### Instruction
Scan the records for the string "Engine"; copy each line where it occurs.

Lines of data
::::
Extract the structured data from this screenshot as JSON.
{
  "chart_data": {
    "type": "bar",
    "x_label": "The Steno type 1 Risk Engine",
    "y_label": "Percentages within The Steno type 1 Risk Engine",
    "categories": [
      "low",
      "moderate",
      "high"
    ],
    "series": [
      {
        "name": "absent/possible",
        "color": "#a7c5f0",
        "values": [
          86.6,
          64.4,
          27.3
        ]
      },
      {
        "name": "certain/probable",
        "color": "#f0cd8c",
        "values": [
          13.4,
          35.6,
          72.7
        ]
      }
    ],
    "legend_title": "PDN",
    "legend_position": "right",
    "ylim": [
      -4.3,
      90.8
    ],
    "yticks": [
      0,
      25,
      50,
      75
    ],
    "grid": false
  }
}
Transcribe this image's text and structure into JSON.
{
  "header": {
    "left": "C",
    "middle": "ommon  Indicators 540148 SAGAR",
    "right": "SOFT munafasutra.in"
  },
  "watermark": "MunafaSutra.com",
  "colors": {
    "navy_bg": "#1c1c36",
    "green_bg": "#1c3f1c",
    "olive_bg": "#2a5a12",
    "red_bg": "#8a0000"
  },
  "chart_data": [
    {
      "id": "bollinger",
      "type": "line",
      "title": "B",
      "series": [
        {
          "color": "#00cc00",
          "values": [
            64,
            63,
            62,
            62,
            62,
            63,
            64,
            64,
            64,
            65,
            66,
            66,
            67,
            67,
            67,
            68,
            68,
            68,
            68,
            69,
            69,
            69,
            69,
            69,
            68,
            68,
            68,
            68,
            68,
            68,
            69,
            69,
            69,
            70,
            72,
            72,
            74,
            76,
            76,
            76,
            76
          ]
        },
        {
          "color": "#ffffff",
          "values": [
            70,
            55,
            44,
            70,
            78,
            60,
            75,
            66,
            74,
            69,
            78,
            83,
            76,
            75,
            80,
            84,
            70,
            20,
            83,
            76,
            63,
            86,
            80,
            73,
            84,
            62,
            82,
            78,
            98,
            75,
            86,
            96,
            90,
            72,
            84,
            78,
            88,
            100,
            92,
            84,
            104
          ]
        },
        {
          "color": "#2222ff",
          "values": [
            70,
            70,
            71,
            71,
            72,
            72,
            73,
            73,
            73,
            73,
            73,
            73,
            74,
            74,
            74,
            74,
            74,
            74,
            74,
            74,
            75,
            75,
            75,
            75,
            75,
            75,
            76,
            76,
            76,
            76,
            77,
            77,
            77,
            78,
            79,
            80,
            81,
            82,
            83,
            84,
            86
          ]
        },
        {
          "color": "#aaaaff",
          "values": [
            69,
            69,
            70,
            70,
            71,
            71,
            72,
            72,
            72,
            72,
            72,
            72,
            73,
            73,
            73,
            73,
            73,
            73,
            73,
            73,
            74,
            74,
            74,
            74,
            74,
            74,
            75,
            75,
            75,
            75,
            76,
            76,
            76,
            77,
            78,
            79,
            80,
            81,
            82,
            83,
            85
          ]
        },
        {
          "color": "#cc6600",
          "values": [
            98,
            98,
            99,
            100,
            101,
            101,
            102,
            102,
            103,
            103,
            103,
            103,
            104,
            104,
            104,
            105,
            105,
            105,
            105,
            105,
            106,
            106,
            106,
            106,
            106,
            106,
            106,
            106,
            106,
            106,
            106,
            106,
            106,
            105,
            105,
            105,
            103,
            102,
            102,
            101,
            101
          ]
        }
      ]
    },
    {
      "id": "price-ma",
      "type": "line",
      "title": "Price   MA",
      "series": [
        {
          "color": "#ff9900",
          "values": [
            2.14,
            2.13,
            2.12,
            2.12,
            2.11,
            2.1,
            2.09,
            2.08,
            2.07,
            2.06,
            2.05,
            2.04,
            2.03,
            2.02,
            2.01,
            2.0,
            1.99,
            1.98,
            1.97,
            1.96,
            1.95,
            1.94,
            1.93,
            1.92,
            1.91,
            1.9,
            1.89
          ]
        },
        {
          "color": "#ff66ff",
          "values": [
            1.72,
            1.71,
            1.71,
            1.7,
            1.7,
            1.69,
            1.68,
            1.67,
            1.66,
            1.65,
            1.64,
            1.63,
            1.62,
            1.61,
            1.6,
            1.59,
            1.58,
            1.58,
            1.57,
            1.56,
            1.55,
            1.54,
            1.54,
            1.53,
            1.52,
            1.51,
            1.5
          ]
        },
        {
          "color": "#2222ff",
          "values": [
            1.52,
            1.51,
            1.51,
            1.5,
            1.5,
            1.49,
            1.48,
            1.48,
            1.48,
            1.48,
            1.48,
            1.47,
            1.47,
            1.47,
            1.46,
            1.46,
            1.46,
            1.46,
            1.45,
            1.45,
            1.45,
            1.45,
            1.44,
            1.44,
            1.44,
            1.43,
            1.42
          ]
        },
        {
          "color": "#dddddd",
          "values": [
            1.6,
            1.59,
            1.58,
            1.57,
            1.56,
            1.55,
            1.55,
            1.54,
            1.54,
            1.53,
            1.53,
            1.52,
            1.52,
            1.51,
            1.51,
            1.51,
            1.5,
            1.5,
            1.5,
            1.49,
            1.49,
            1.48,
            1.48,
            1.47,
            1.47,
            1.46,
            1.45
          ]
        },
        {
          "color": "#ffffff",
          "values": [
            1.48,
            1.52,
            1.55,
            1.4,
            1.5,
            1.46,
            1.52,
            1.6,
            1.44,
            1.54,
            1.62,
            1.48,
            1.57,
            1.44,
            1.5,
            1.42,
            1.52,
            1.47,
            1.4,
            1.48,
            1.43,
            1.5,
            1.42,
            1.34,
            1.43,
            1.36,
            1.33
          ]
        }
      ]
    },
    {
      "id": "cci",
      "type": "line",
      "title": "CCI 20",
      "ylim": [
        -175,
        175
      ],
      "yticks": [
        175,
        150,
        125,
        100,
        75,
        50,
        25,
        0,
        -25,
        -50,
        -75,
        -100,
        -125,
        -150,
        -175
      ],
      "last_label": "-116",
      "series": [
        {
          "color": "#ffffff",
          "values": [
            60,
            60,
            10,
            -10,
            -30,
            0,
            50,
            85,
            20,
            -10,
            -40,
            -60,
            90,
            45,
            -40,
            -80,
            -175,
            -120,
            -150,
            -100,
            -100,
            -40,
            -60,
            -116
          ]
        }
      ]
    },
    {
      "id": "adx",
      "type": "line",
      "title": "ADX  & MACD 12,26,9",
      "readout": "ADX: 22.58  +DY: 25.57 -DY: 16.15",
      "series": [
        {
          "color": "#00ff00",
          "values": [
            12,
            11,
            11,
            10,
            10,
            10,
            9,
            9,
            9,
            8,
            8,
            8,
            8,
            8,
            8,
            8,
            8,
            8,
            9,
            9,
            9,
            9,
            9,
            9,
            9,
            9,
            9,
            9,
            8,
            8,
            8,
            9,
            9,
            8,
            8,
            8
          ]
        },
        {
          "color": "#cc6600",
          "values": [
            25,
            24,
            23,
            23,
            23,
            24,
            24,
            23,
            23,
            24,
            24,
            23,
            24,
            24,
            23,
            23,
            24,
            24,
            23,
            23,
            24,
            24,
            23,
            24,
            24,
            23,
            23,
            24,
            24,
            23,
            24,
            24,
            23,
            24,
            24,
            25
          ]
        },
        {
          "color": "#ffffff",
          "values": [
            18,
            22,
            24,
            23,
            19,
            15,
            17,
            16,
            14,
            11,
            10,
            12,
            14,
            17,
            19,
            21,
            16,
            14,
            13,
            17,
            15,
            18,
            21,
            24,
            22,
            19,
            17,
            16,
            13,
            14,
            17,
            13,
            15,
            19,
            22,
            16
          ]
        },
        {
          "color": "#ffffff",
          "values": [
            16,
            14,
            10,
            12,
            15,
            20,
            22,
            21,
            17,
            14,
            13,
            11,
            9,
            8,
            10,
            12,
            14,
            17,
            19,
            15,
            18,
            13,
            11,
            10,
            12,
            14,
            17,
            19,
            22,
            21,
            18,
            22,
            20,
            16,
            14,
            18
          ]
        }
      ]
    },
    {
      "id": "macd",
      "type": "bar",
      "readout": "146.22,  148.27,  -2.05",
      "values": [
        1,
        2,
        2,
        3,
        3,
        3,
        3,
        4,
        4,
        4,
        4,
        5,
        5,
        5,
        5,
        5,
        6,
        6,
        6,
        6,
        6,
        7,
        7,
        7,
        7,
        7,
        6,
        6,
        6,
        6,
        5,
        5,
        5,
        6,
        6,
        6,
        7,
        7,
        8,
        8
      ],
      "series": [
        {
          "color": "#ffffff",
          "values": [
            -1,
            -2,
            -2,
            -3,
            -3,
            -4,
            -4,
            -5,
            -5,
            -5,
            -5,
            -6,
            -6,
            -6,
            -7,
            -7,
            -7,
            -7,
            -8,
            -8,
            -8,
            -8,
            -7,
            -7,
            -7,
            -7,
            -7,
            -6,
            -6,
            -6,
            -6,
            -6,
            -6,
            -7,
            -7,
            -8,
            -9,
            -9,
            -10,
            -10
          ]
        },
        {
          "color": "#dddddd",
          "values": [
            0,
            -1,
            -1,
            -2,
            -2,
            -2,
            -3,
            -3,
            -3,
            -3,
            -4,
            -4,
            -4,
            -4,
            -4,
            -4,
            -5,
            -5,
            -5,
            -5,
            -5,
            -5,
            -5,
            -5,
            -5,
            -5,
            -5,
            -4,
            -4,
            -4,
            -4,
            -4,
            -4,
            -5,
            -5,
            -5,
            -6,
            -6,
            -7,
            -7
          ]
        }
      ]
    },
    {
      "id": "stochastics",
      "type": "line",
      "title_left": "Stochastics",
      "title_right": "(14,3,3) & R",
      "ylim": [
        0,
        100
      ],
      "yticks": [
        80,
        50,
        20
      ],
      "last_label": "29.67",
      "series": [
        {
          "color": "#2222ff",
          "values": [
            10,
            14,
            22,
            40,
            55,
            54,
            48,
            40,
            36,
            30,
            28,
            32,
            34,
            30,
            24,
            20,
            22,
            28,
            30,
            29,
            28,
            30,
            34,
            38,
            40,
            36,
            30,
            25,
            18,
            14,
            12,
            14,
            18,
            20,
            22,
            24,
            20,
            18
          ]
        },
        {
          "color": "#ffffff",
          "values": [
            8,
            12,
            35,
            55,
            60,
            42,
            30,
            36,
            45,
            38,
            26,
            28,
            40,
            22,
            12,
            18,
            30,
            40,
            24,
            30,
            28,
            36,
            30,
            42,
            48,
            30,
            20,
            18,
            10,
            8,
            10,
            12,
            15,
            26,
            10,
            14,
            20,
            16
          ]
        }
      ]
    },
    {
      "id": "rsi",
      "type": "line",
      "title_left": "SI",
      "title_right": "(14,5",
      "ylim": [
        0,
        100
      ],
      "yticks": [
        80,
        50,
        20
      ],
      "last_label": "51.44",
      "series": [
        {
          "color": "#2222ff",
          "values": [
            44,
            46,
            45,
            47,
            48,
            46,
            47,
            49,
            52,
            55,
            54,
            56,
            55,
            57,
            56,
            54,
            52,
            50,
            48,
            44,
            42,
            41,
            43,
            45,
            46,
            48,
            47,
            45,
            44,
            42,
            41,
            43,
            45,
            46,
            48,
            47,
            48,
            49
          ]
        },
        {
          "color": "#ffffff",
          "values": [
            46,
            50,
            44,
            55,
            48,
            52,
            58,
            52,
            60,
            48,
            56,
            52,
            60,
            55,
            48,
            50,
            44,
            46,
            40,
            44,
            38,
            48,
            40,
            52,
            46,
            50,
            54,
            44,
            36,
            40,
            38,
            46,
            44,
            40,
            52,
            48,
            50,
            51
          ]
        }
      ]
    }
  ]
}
::::
### Expected output
    "x_label": "The Steno type 1 Risk Engine",
    "y_label": "Percentages within The Steno type 1 Risk Engine",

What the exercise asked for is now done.